Ce récit situé en 1633, Venko Ando­novski l’entrelace avec celui d’un jeune universitaire du XXIsiècle, qui compose un roman sur la chasse aux sorcières dans les Balkans. Puis il agrémente le tout d’ironiques adresses au lecteur, de photos, de gravures, de tableaux, d’énigmes… Si bien que l’objet final – qui s’affranchit avec bonheur de la forme romanesque conventionnelle – n’est pas seulement un plaidoyer original contre l’intolérance, le fondamentalisme catholique et la misogynie à travers les siècles. C’est aussi « un grand roman sur l’Europe », comme l’écrit Milan Kundera dans sa préface. Un roman « sur le temps passé et présent de l’Europe ». Sur ses représentations, ses peurs, ses croyances. Et sur la permanence de ses démons.

« On éprouve une sorte de tristesse quand on pense à la solitude dans laquelle se trouve forcément un grand romancier de MacédoineEt encore plus si ce romancier n’a pas écrit son roman en vue de bien le vendre, mais pour qu’il dise ce qui n’avait pas encore été dit », écrit Milan Kundera. Il est vrai, qui, en Europe de l’Ouest, connaît la littérature macédonienne ? Qui milite pour sa traduction ? Qui sait même où ce pays se situe exactement ? Heureusement, il s’est trouvé un jeune et courageux éditeur belge pour se lancer dans la traduction française d’Andonovski – aujourd’hui un roman, demain une pièce de théâtre. Et comme le destin fait parfois bien les choses, même s’il n’a pas été écrit pour devenir un succès, Sorcières ? a déjà été réédité huit fois à Skopje. Souhaitons-lui la même fortune à Bruxelles et à Paris.

Sorcière ? (Vestica), de Venko Andonovski, traduit du macédonien par Maria Béjanovska, préface de Milan Kundera, Kantoken, 480 p., 22 €.
Signalons, sur le même thème, la parution des Chiens du seigneur. Histoire d’une chasse aux sorcières, de Roger Bevand, Cherche Midi, 368 p., 16,80 €.

— Consigne —
Pouvez-vous restituer mot pour mot et en entier l'extrait ci-dessus sur le roman de Venko Andonovski ?

— Données enregistrées —
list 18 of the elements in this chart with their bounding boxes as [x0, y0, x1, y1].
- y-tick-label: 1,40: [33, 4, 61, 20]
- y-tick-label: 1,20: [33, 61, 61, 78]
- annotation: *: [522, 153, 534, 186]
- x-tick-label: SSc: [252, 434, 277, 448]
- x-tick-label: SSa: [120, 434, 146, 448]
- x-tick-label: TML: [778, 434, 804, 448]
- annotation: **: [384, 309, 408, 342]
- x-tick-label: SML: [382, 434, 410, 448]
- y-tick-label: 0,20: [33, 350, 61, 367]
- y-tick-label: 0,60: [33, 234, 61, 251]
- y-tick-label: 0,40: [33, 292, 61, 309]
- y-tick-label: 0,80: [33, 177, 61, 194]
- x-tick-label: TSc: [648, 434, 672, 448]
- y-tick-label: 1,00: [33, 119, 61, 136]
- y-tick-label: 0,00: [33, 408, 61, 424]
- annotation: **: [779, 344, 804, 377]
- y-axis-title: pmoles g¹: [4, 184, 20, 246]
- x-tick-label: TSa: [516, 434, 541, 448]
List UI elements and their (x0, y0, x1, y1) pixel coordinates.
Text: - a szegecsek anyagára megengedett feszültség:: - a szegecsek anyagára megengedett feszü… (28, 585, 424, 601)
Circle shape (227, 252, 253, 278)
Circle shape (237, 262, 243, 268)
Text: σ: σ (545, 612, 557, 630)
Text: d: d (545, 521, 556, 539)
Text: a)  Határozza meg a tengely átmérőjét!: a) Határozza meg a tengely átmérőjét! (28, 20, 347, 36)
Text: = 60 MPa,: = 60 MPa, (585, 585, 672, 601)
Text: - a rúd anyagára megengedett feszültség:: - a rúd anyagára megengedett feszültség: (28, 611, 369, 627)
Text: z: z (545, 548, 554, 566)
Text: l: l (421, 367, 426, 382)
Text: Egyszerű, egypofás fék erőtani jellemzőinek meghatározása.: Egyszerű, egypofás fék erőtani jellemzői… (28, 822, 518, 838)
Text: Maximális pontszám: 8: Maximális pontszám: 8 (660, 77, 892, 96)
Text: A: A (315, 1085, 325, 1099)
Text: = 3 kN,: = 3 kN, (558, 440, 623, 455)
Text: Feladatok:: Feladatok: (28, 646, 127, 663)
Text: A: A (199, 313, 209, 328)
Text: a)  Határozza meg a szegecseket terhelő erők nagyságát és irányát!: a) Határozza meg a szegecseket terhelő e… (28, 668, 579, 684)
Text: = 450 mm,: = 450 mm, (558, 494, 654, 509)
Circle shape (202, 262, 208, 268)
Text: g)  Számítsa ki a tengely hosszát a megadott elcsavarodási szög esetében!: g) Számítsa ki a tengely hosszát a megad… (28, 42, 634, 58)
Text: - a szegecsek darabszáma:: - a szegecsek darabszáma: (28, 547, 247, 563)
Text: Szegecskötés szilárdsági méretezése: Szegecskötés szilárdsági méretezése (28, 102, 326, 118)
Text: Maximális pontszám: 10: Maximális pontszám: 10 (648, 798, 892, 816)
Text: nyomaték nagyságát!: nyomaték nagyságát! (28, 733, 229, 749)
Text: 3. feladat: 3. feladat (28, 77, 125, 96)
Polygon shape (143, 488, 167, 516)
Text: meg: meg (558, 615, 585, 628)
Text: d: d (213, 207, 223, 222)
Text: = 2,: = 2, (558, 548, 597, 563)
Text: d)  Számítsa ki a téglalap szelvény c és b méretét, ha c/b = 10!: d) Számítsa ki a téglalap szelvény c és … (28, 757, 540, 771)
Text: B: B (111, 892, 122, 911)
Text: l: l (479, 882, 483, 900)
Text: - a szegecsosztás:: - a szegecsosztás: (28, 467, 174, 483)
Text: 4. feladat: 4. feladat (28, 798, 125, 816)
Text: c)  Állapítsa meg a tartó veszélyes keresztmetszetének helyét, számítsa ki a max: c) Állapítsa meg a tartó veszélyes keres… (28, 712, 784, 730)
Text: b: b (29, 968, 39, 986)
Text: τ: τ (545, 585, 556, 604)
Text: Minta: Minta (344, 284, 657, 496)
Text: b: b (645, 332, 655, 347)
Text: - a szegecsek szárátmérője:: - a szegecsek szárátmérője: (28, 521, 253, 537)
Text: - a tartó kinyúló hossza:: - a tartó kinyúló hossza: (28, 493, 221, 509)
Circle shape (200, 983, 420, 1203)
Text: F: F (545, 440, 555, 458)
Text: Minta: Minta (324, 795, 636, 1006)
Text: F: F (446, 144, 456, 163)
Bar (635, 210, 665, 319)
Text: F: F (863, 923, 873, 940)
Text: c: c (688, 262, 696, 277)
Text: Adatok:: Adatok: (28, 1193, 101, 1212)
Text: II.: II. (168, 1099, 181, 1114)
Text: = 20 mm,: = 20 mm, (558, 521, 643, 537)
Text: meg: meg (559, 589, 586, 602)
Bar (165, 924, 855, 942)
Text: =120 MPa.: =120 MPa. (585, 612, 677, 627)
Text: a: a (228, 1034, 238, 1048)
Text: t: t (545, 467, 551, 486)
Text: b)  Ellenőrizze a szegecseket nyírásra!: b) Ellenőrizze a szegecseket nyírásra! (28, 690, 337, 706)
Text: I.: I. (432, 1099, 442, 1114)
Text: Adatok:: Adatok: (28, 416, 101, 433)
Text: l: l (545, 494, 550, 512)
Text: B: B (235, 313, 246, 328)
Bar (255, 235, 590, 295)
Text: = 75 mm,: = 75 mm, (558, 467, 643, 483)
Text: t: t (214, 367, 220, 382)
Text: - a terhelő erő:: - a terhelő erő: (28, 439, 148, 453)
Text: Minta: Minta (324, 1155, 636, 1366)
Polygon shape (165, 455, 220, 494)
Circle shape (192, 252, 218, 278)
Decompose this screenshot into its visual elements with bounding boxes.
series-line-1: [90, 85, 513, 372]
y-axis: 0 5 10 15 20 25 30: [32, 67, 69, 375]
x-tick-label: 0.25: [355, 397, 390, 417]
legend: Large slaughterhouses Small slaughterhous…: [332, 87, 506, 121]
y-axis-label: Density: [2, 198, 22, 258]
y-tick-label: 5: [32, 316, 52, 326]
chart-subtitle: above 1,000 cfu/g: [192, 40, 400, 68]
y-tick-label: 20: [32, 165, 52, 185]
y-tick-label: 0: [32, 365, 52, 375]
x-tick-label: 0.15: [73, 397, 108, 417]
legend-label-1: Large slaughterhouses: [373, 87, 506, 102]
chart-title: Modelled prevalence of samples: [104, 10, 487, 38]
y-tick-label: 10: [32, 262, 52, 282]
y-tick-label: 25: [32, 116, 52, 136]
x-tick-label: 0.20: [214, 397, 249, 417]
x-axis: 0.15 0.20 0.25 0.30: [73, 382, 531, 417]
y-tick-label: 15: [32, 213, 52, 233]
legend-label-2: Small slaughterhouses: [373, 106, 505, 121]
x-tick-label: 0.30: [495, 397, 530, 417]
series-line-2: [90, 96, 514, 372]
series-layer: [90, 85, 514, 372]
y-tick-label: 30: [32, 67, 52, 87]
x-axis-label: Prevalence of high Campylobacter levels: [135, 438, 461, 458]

— Réponse —
Ce récit situé en 1633, Venko Ando­novski l’entrelace avec celui d’un jeune universitaire du XXIsiècle, qui compose un roman sur la chasse aux sorcières dans les Balkans. Puis il agrémente le tout d’ironiques adresses au lecteur, de photos, de gravures, de tableaux, d’énigmes… Si bien que l’objet final – qui s’affranchit avec bonheur de la forme romanesque conventionnelle – n’est pas seulement un plaidoyer original contre l’intolérance, le fondamentalisme catholique et la misogynie à travers les siècles. C’est aussi « un grand roman sur l’Europe », comme l’écrit Milan Kundera dans sa préface. Un roman « sur le temps passé et présent de l’Europe ». Sur ses représentations, ses peurs, ses croyances. Et sur la permanence de ses démons.

« On éprouve une sorte de tristesse quand on pense à la solitude dans laquelle se trouve forcément un grand romancier de MacédoineEt encore plus si ce romancier n’a pas écrit son roman en vue de bien le vendre, mais pour qu’il dise ce qui n’avait pas encore été dit », écrit Milan Kundera. Il est vrai, qui, en Europe de l’Ouest, connaît la littérature macédonienne ? Qui milite pour sa traduction ? Qui sait même où ce pays se situe exactement ? Heureusement, il s’est trouvé un jeune et courageux éditeur belge pour se lancer dans la traduction française d’Andonovski – aujourd’hui un roman, demain une pièce de théâtre. Et comme le destin fait parfois bien les choses, même s’il n’a pas été écrit pour devenir un succès, Sorcières ? a déjà été réédité huit fois à Skopje. Souhaitons-lui la même fortune à Bruxelles et à Paris.

Sorcière ? (Vestica), de Venko Andonovski, traduit du macédonien par Maria Béjanovska, préface de Milan Kundera, Kantoken, 480 p., 22 €.
Signalons, sur le même thème, la parution des Chiens du seigneur. Histoire d’une chasse aux sorcières, de Roger Bevand, Cherche Midi, 368 p., 16,80 €.